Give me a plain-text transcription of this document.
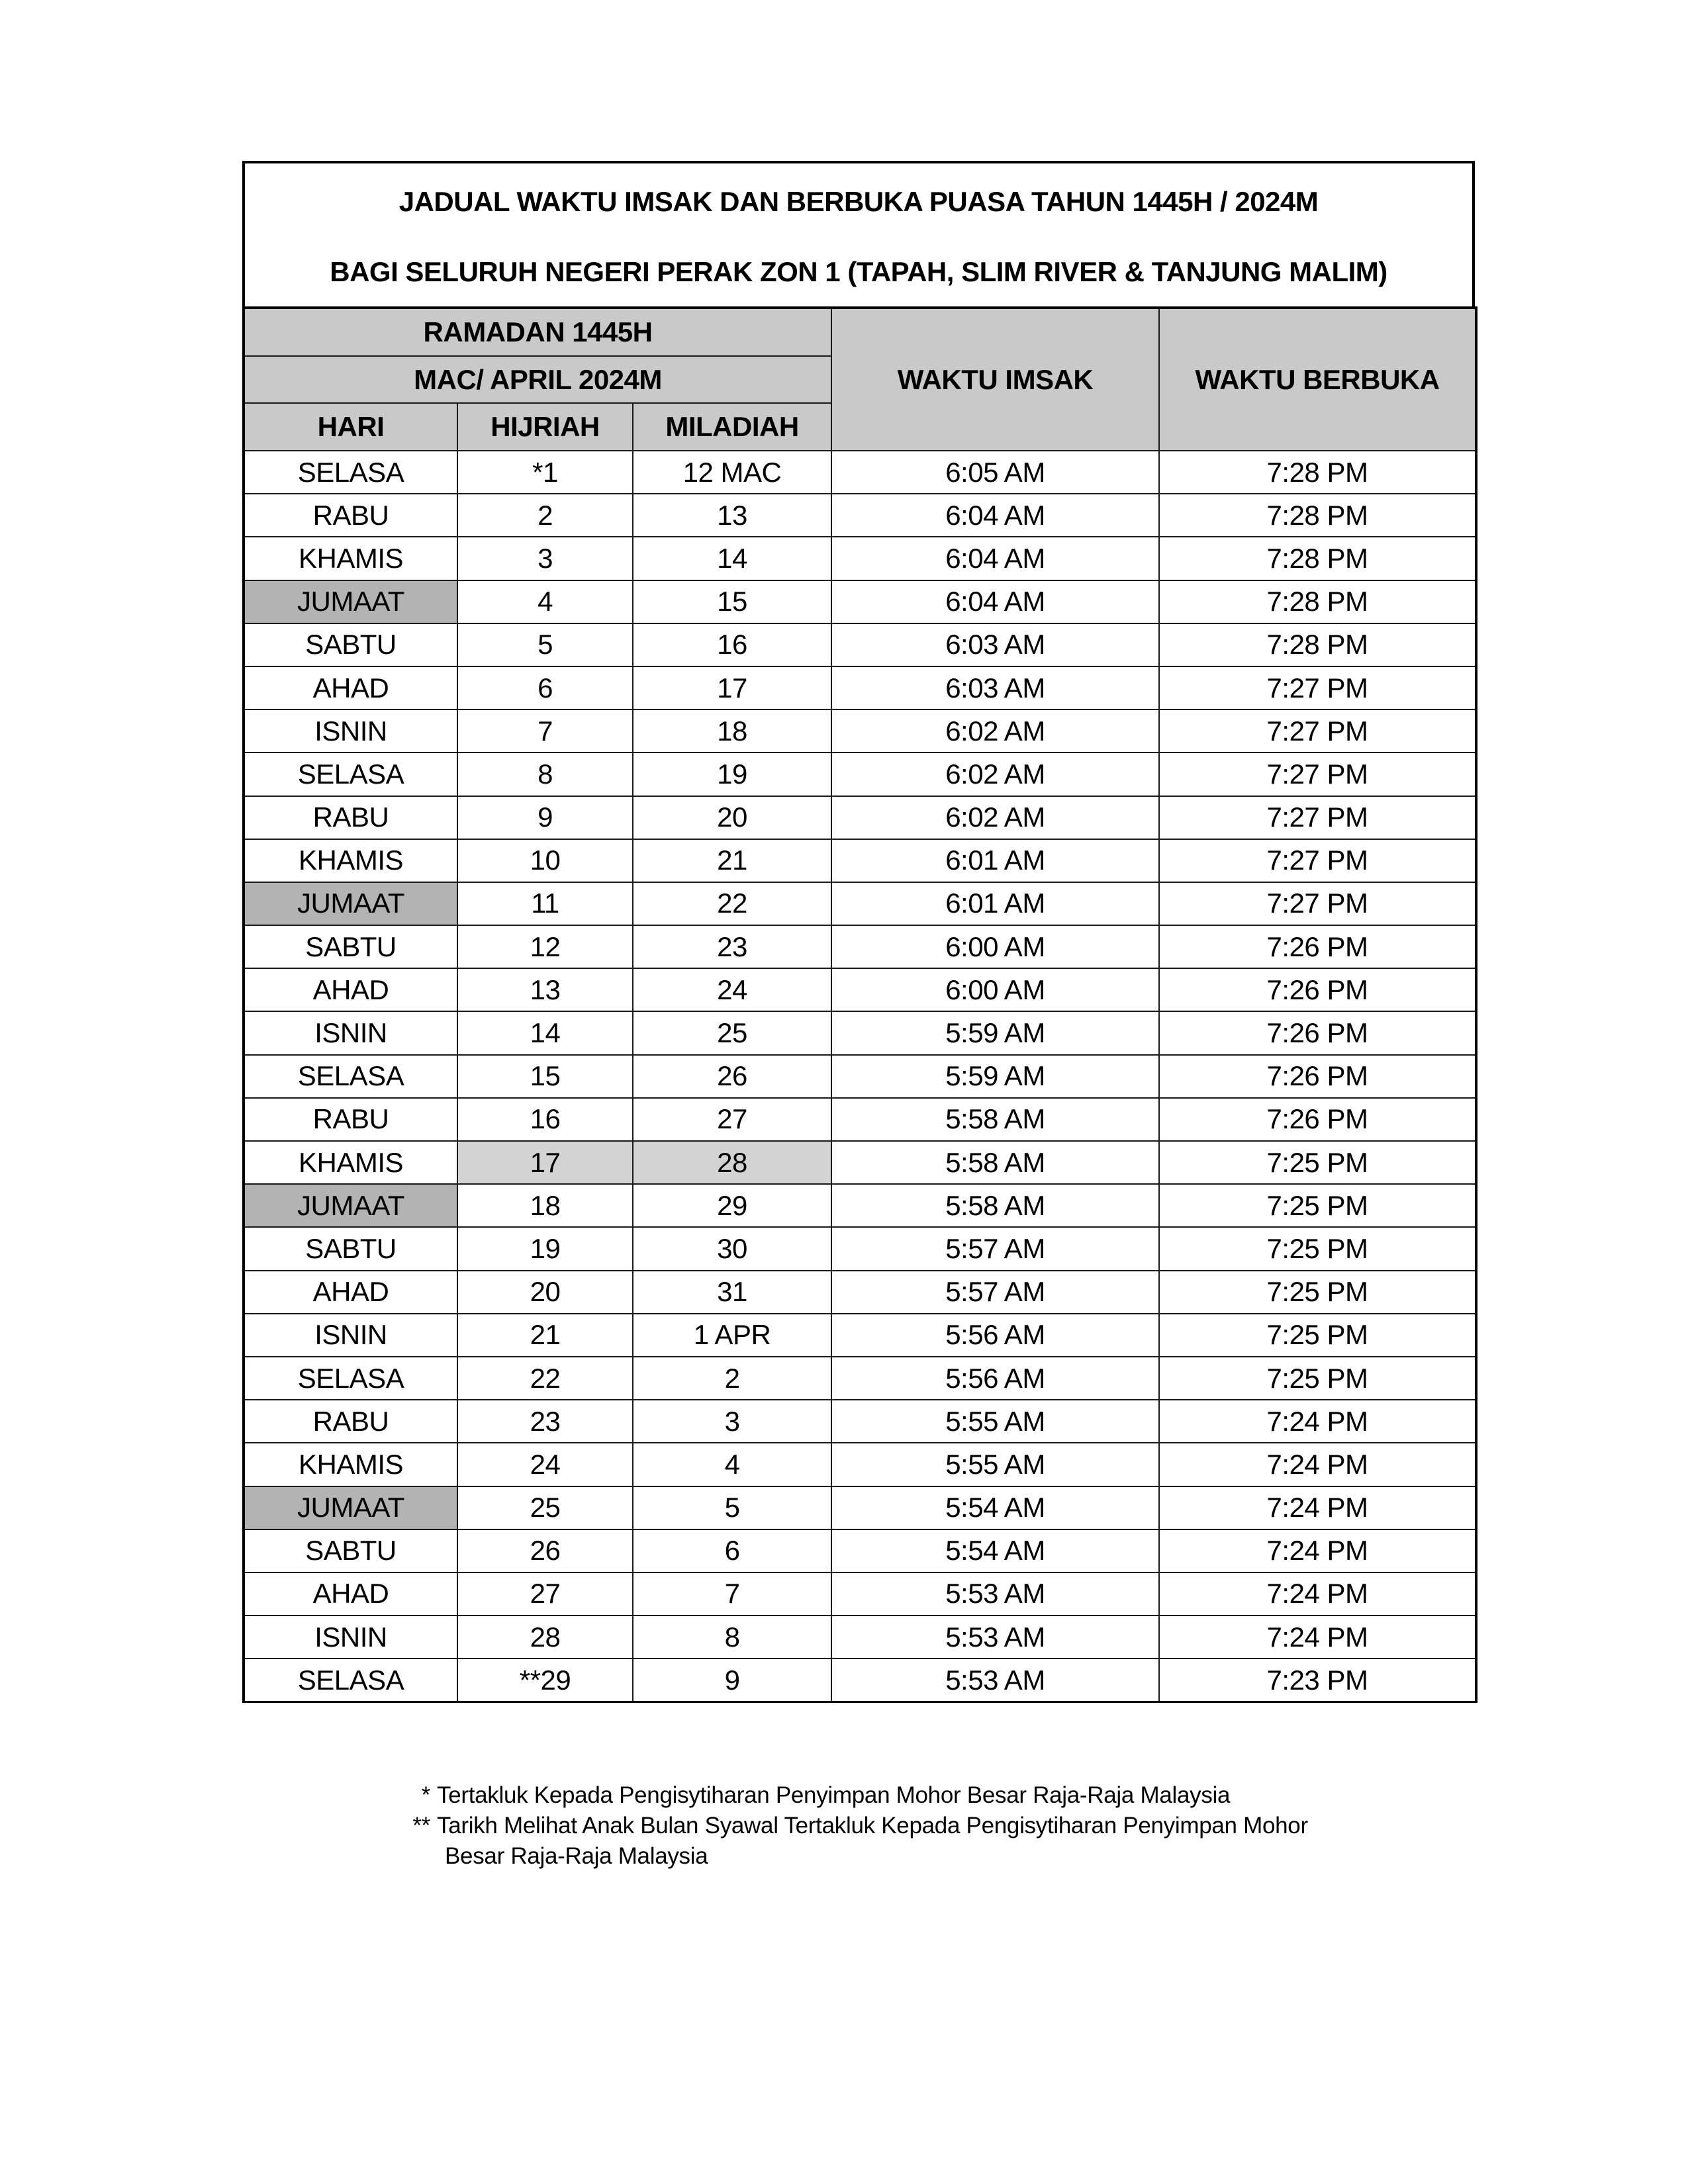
JADUAL WAKTU IMSAK DAN BERBUKA PUASA TAHUN 1445H / 2024M
BAGI SELURUH NEGERI PERAK ZON 1 (TAPAH, SLIM RIVER & TANJUNG MALIM)
RAMADAN 1445H			WAKTU IMSAK	WAKTU BERBUKA
MAC/ APRIL 2024M				
HARI	HIJRIAH	MILADIAH		
SELASA	*1	12 MAC	6:05 AM	7:28 PM
RABU	2	13	6:04 AM	7:28 PM
KHAMIS	3	14	6:04 AM	7:28 PM
JUMAAT	4	15	6:04 AM	7:28 PM
SABTU	5	16	6:03 AM	7:28 PM
AHAD	6	17	6:03 AM	7:27 PM
ISNIN	7	18	6:02 AM	7:27 PM
SELASA	8	19	6:02 AM	7:27 PM
RABU	9	20	6:02 AM	7:27 PM
KHAMIS	10	21	6:01 AM	7:27 PM
JUMAAT	11	22	6:01 AM	7:27 PM
SABTU	12	23	6:00 AM	7:26 PM
AHAD	13	24	6:00 AM	7:26 PM
ISNIN	14	25	5:59 AM	7:26 PM
SELASA	15	26	5:59 AM	7:26 PM
RABU	16	27	5:58 AM	7:26 PM
KHAMIS	17	28	5:58 AM	7:25 PM
JUMAAT	18	29	5:58 AM	7:25 PM
SABTU	19	30	5:57 AM	7:25 PM
AHAD	20	31	5:57 AM	7:25 PM
ISNIN	21	1 APR	5:56 AM	7:25 PM
SELASA	22	2	5:56 AM	7:25 PM
RABU	23	3	5:55 AM	7:24 PM
KHAMIS	24	4	5:55 AM	7:24 PM
JUMAAT	25	5	5:54 AM	7:24 PM
SABTU	26	6	5:54 AM	7:24 PM
AHAD	27	7	5:53 AM	7:24 PM
ISNIN	28	8	5:53 AM	7:24 PM
SELASA	**29	9	5:53 AM	7:23 PM
* Tertakluk Kepada Pengisytiharan Penyimpan Mohor Besar Raja-Raja Malaysia
** Tarikh Melihat Anak Bulan Syawal Tertakluk Kepada Pengisytiharan Penyimpan Mohor
Besar Raja-Raja Malaysia
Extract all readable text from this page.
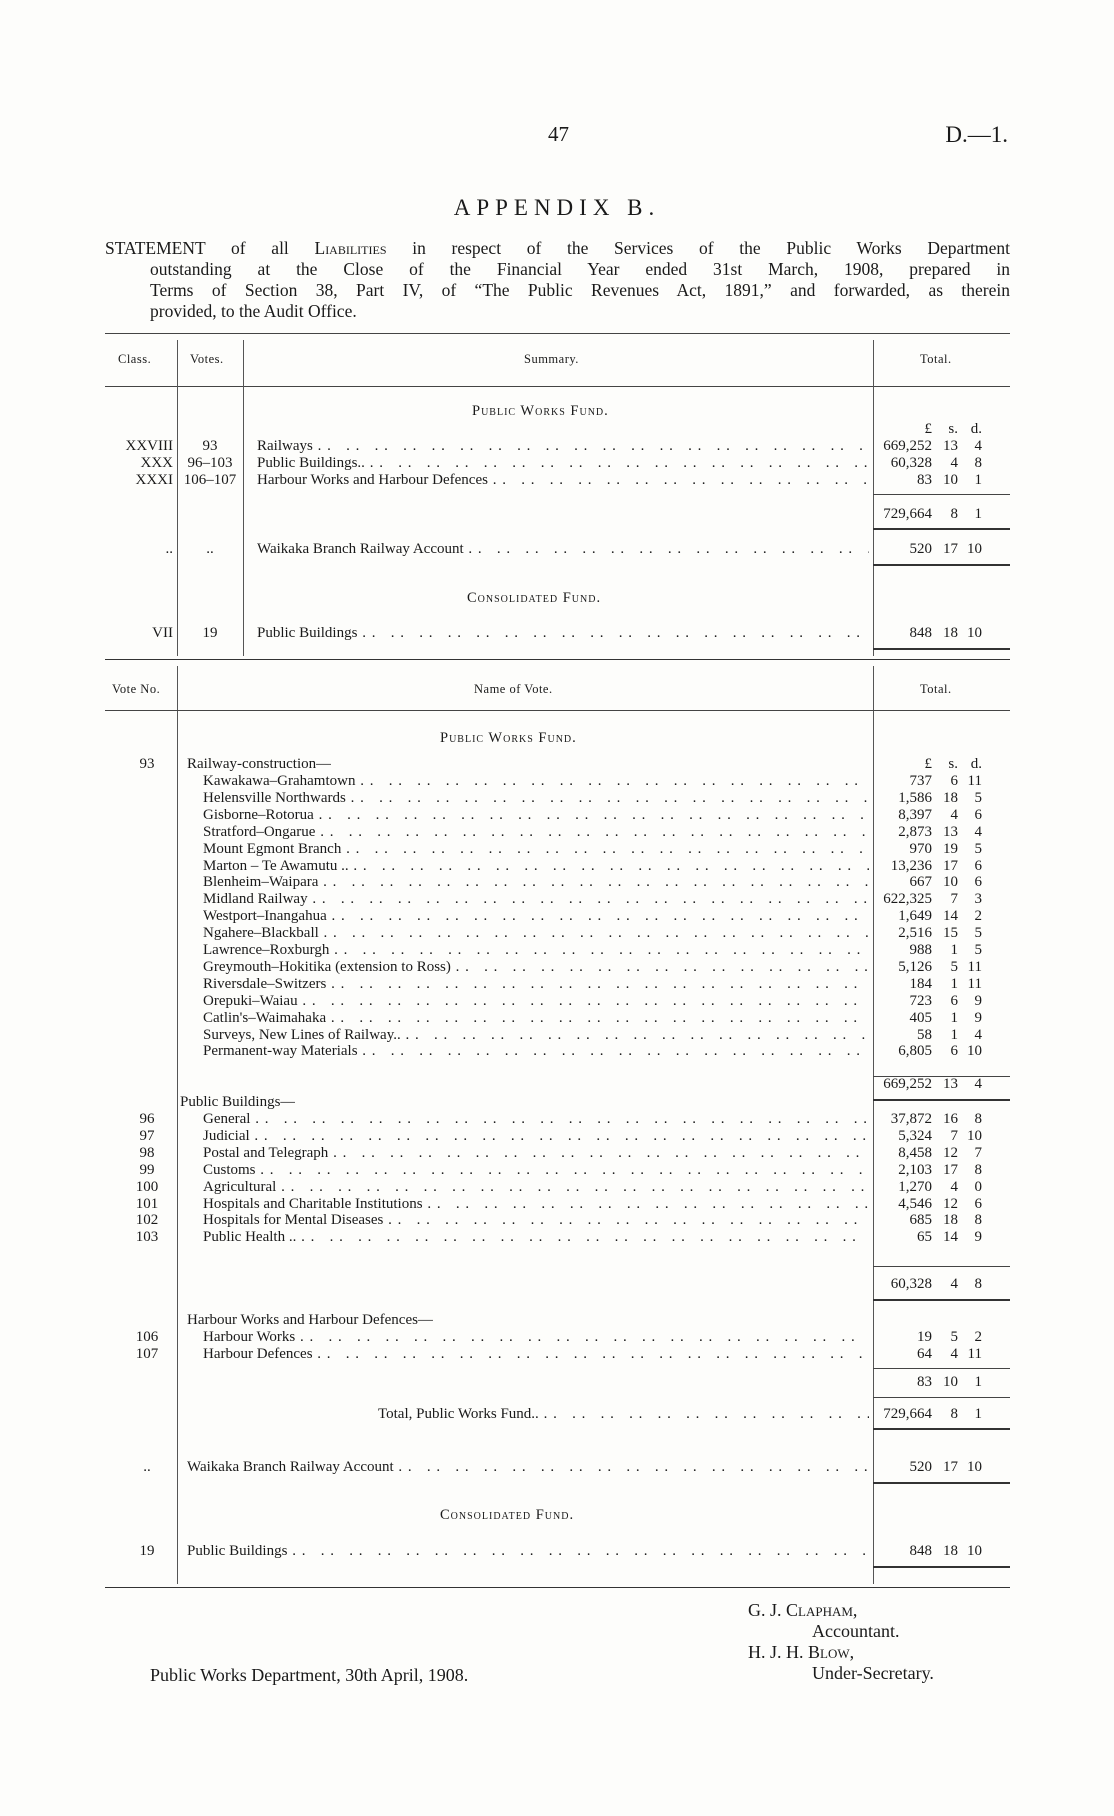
47	D.—1.
APPENDIX B.
STATEMENT of all Liabilities in respect of the Services of the Public Works Department
outstanding at the Close of the Financial Year ended 31st March, 1908, prepared in
Terms of Section 38, Part IV, of “The Public Revenues Act, 1891,” and forwarded, as therein
provided, to the Audit Office.
Class.	Votes.	Summary.	Total.
Public Works Fund.
£ s. d.
XXVIII	93	Railways . .	669,252 13 4
XXX 96–103	Public Buildings.. . .	60,328 4 8
XXXI 106–107	Harbour Works and Harbour Defences . .	83 10 1
729,664 8 1
..	..	Waikaka Branch Railway Account . .	520 17 10
Consolidated Fund.
VII	19	Public Buildings . .	848 18 10
Vote No.	Name of Vote.	Total.
Public Works Fund.
93	Railway-construction—	£ s. d.
Kawakawa–Grahamtown . .	737 6 11
Helensville Northwards . .	1,586 18 5
Gisborne–Rotorua . .	8,397 4 6
Stratford–Ongarue . .	2,873 13 4
Mount Egmont Branch . .	970 19 5
Marton – Te Awamutu .. . .	13,236 17 6
Blenheim–Waipara . .	667 10 6
Midland Railway . .	622,325 7 3
Westport–Inangahua . .	1,649 14 2
Ngahere–Blackball . .	2,516 15 5
Lawrence–Roxburgh . .	988 1 5
Greymouth–Hokitika (extension to Ross) . .	5,126 5 11
Riversdale–Switzers . .	184 1 11
Orepuki–Waiau . .	723 6 9
Catlin's–Waimahaka . .	405 1 9
Surveys, New Lines of Railway.. . .	58 1 4
Permanent-way Materials . .	6,805 6 10
669,252 13 4
Public Buildings—
96	General . .	37,872 16 8
97	Judicial . .	5,324 7 10
98	Postal and Telegraph . .	8,458 12 7
99	Customs . .	2,103 17 8
100	Agricultural . .	1,270 4 0
101	Hospitals and Charitable Institutions . .	4,546 12 6
102	Hospitals for Mental Diseases . .	685 18 8
103	Public Health .. . .	65 14 9
60,328 4 8
Harbour Works and Harbour Defences—
106	Harbour Works . .	19 5 2
107	Harbour Defences . .	64 4 11
83 10 1
Total, Public Works Fund.. . .	729,664 8 1
..	Waikaka Branch Railway Account . .	520 17 10
Consolidated Fund.
19	Public Buildings . .	848 18 10
G. J. Clapham,
Accountant.
H. J. H. Blow,
Under-Secretary.
Public Works Department, 30th April, 1908.
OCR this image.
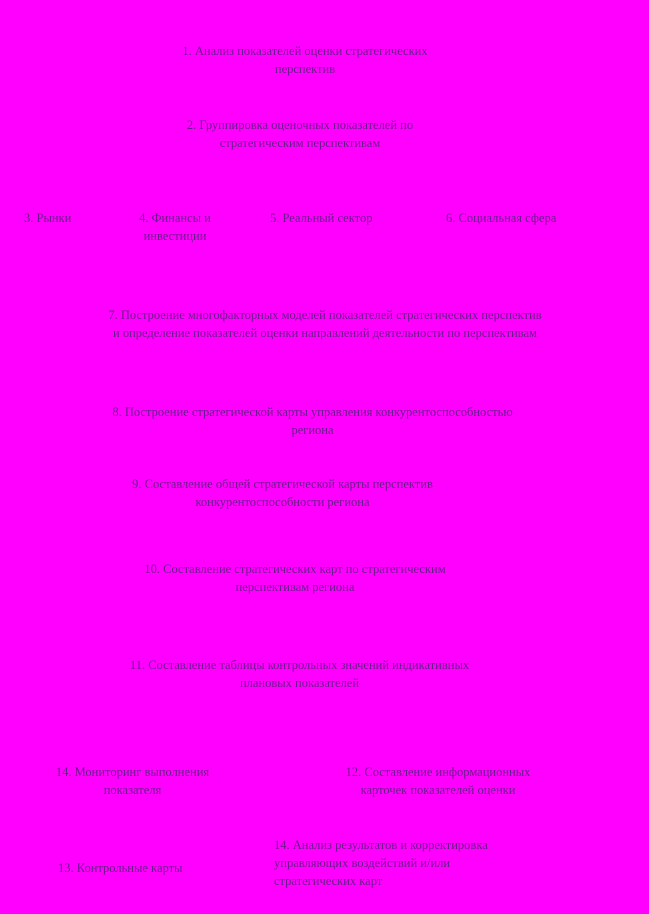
1. Анализ показателей оценки стратегических
перспектив
2. Группировка оценочных показателей по
стратегическим перспективам
3. Рынки	4. Финансы и
инвестиции
5. Реальный сектор	6. Социальная сфера
7. Построение многофакторных моделей показателей стратегических перспектив
и определение показателей оценки направлений деятельности по перспективам
8. Построение стратегической карты управления конкурентоспособностью
региона
9. Составление общей стратегической карты перспектив
конкурентоспособности региона
10. Составление стратегических карт по стратегическим
перспективам региона
11. Составление таблицы контрольных значений индикативных
плановых показателей
14. Мониторинг выполнения
показателя
12. Составление информационных
карточек показателей оценки
13. Контрольные карты
14. Анализ результатов и корректировка
управляющих воздействий и/или
стратегических карт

········

Task description
Return all the entries word for word, but omit any pictures they contain.

Result
Give me a plain-text transcription of this document.
JADUAL WAKTU IMSAK DAN BERBUKA PUASA TAHUN 1445H / 2024M
BAGI SELURUH NEGERI PERAK ZON 1 (TAPAH, SLIM RIVER & TANJUNG MALIM)
RAMADAN 1445H			WAKTU IMSAK	WAKTU BERBUKA
MAC/ APRIL 2024M				
HARI	HIJRIAH	MILADIAH		
SELASA	*1	12 MAC	6:05 AM	7:28 PM
RABU	2	13	6:04 AM	7:28 PM
KHAMIS	3	14	6:04 AM	7:28 PM
JUMAAT	4	15	6:04 AM	7:28 PM
SABTU	5	16	6:03 AM	7:28 PM
AHAD	6	17	6:03 AM	7:27 PM
ISNIN	7	18	6:02 AM	7:27 PM
SELASA	8	19	6:02 AM	7:27 PM
RABU	9	20	6:02 AM	7:27 PM
KHAMIS	10	21	6:01 AM	7:27 PM
JUMAAT	11	22	6:01 AM	7:27 PM
SABTU	12	23	6:00 AM	7:26 PM
AHAD	13	24	6:00 AM	7:26 PM
ISNIN	14	25	5:59 AM	7:26 PM
SELASA	15	26	5:59 AM	7:26 PM
RABU	16	27	5:58 AM	7:26 PM
KHAMIS	17	28	5:58 AM	7:25 PM
JUMAAT	18	29	5:58 AM	7:25 PM
SABTU	19	30	5:57 AM	7:25 PM
AHAD	20	31	5:57 AM	7:25 PM
ISNIN	21	1 APR	5:56 AM	7:25 PM
SELASA	22	2	5:56 AM	7:25 PM
RABU	23	3	5:55 AM	7:24 PM
KHAMIS	24	4	5:55 AM	7:24 PM
JUMAAT	25	5	5:54 AM	7:24 PM
SABTU	26	6	5:54 AM	7:24 PM
AHAD	27	7	5:53 AM	7:24 PM
ISNIN	28	8	5:53 AM	7:24 PM
SELASA	**29	9	5:53 AM	7:23 PM
* Tertakluk Kepada Pengisytiharan Penyimpan Mohor Besar Raja-Raja Malaysia
** Tarikh Melihat Anak Bulan Syawal Tertakluk Kepada Pengisytiharan Penyimpan Mohor
Besar Raja-Raja Malaysia
Extract all readable text from this page.
47	D.—1.
APPENDIX B.
STATEMENT of all Liabilities in respect of the Services of the Public Works Department
outstanding at the Close of the Financial Year ended 31st March, 1908, prepared in
Terms of Section 38, Part IV, of “The Public Revenues Act, 1891,” and forwarded, as therein
provided, to the Audit Office.
Class.	Votes.	Summary.	Total.
Public Works Fund.
£ s. d.
XXVIII	93	Railways . .	669,252 13 4
XXX 96–103	Public Buildings.. . .	60,328 4 8
XXXI 106–107	Harbour Works and Harbour Defences . .	83 10 1
729,664 8 1
..	..	Waikaka Branch Railway Account . .	520 17 10
Consolidated Fund.
VII	19	Public Buildings . .	848 18 10
Vote No.	Name of Vote.	Total.
Public Works Fund.
93	Railway-construction—	£ s. d.
Kawakawa–Grahamtown . .	737 6 11
Helensville Northwards . .	1,586 18 5
Gisborne–Rotorua . .	8,397 4 6
Stratford–Ongarue . .	2,873 13 4
Mount Egmont Branch . .	970 19 5
Marton – Te Awamutu .. . .	13,236 17 6
Blenheim–Waipara . .	667 10 6
Midland Railway . .	622,325 7 3
Westport–Inangahua . .	1,649 14 2
Ngahere–Blackball . .	2,516 15 5
Lawrence–Roxburgh . .	988 1 5
Greymouth–Hokitika (extension to Ross) . .	5,126 5 11
Riversdale–Switzers . .	184 1 11
Orepuki–Waiau . .	723 6 9
Catlin's–Waimahaka . .	405 1 9
Surveys, New Lines of Railway.. . .	58 1 4
Permanent-way Materials . .	6,805 6 10
669,252 13 4
Public Buildings—
96	General . .	37,872 16 8
97	Judicial . .	5,324 7 10
98	Postal and Telegraph . .	8,458 12 7
99	Customs . .	2,103 17 8
100	Agricultural . .	1,270 4 0
101	Hospitals and Charitable Institutions . .	4,546 12 6
102	Hospitals for Mental Diseases . .	685 18 8
103	Public Health .. . .	65 14 9
60,328 4 8
Harbour Works and Harbour Defences—
106	Harbour Works . .	19 5 2
107	Harbour Defences . .	64 4 11
83 10 1
Total, Public Works Fund.. . .	729,664 8 1
..	Waikaka Branch Railway Account . .	520 17 10
Consolidated Fund.
19	Public Buildings . .	848 18 10
G. J. Clapham,
Accountant.
H. J. H. Blow,
Under-Secretary.
Public Works Department, 30th April, 1908.
OCR this image.
1. Анализ показателей оценки стратегических
перспектив
2. Группировка оценочных показателей по
стратегическим перспективам
3. Рынки	4. Финансы и
инвестиции
5. Реальный сектор	6. Социальная сфера
7. Построение многофакторных моделей показателей стратегических перспектив
и определение показателей оценки направлений деятельности по перспективам
8. Построение стратегической карты управления конкурентоспособностью
региона
9. Составление общей стратегической карты перспектив
конкурентоспособности региона
10. Составление стратегических карт по стратегическим
перспективам региона
11. Составление таблицы контрольных значений индикативных
плановых показателей
14. Мониторинг выполнения
показателя
12. Составление информационных
карточек показателей оценки
13. Контрольные карты
14. Анализ результатов и корректировка
управляющих воздействий и/или
стратегических карт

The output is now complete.